[Data entries]

■ ■ ■ ■ ■

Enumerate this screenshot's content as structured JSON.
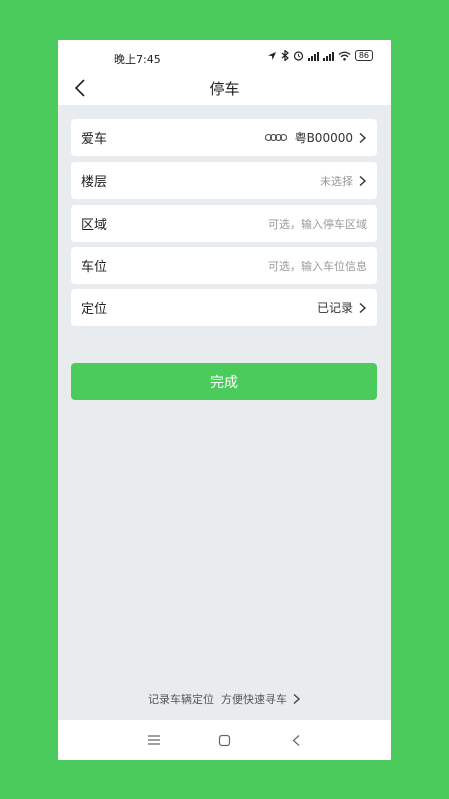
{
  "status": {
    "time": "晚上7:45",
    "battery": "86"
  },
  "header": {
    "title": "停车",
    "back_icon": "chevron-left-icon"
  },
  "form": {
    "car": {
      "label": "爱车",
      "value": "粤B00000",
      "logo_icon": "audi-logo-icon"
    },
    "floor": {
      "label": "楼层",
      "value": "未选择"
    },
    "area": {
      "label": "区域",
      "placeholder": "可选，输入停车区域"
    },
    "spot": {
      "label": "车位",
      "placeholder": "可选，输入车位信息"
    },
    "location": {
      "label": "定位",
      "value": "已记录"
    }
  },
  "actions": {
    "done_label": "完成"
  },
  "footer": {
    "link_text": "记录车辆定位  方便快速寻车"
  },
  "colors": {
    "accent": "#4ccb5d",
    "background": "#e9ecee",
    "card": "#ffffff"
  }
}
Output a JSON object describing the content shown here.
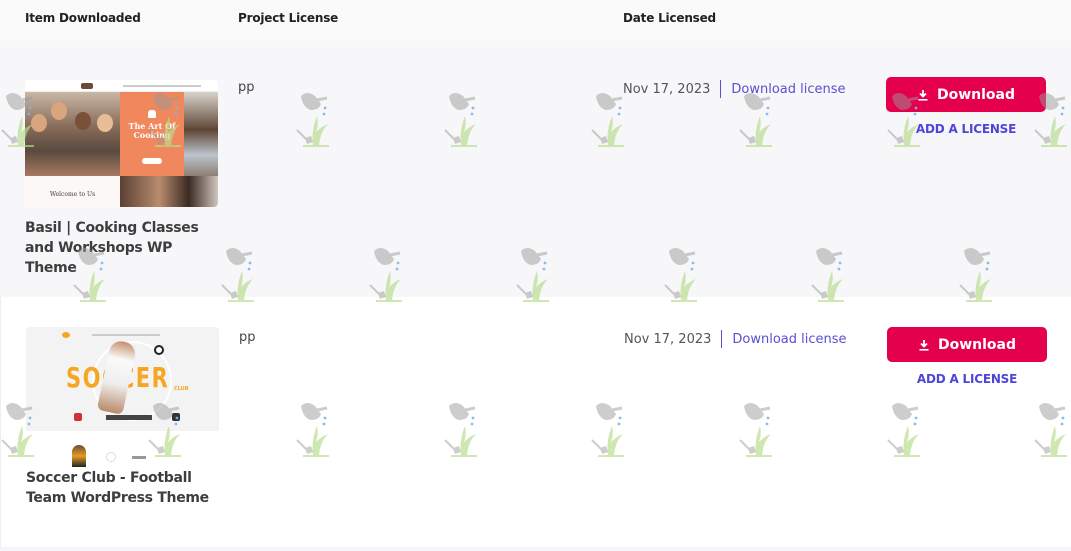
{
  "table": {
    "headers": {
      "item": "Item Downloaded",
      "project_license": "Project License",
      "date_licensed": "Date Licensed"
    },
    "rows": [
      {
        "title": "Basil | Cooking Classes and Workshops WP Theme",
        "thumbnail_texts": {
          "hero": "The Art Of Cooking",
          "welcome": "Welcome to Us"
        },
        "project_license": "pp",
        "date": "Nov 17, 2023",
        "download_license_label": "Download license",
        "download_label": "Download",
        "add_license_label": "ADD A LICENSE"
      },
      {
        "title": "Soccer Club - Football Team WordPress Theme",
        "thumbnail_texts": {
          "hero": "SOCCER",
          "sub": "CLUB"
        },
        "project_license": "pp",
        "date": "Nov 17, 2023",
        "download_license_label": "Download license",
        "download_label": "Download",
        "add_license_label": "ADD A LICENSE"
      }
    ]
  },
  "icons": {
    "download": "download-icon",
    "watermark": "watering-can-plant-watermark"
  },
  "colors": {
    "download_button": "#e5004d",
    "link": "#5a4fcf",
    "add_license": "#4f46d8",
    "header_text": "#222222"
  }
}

■ ■ ■ ■ ■

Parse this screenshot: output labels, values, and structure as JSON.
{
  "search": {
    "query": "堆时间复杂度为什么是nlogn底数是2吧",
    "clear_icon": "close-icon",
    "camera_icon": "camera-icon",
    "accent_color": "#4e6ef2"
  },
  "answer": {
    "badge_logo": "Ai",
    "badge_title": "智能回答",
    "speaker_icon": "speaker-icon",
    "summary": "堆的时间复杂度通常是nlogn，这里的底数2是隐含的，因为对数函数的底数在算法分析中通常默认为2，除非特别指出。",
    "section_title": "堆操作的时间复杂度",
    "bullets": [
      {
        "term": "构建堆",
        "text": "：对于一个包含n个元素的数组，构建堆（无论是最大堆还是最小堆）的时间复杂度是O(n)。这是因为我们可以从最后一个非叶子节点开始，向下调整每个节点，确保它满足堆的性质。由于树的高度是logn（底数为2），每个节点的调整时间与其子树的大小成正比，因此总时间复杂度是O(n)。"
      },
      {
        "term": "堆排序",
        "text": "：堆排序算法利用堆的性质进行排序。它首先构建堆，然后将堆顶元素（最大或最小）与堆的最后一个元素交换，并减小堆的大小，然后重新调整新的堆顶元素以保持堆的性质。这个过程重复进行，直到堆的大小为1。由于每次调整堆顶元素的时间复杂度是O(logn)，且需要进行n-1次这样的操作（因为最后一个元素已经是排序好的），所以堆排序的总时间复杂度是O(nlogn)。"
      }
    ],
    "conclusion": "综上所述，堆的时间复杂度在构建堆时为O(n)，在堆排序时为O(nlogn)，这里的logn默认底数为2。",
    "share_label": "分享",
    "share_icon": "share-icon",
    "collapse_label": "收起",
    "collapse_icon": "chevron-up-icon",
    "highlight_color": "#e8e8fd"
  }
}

■ ■ ■ ■ ■

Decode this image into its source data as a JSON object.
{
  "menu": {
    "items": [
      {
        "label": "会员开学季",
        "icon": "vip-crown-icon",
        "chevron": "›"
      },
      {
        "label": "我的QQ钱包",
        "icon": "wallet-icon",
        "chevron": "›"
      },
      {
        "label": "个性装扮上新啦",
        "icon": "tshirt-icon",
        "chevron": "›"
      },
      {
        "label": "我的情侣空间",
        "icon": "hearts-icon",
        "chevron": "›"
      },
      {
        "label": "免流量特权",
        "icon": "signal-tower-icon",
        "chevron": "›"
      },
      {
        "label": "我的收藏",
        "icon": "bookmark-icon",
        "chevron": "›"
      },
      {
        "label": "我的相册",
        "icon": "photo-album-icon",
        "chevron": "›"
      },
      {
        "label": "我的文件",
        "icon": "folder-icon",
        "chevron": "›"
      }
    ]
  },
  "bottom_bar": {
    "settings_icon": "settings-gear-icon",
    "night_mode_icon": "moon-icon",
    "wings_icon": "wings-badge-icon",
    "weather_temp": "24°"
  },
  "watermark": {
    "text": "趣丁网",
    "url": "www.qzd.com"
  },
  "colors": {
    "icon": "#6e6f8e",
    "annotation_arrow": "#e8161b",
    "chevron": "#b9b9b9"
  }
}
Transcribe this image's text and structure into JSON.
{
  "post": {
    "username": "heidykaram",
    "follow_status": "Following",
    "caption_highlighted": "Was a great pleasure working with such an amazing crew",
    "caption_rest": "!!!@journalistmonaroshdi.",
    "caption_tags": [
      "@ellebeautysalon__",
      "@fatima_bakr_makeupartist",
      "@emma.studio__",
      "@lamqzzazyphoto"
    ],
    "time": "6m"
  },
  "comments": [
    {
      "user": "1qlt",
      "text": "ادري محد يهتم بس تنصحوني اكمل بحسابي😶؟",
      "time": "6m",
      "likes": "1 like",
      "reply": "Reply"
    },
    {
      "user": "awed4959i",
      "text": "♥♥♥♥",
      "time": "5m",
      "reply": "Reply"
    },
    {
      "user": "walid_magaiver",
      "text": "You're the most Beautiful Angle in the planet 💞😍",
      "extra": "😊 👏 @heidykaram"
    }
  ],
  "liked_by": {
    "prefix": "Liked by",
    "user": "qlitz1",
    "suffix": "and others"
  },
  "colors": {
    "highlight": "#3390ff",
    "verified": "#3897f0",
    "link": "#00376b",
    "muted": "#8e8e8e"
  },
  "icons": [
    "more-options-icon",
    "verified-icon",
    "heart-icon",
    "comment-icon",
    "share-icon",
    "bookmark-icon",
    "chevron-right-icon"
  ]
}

■ ■ ■ ■ ■

In the entries above, identify every line with the string "Theme".

**RESULT FOR THIS EXERCISE**
        "title": "Basil | Cooking Classes and Workshops WP Theme",
        "title": "Soccer Club - Football Team WordPress Theme",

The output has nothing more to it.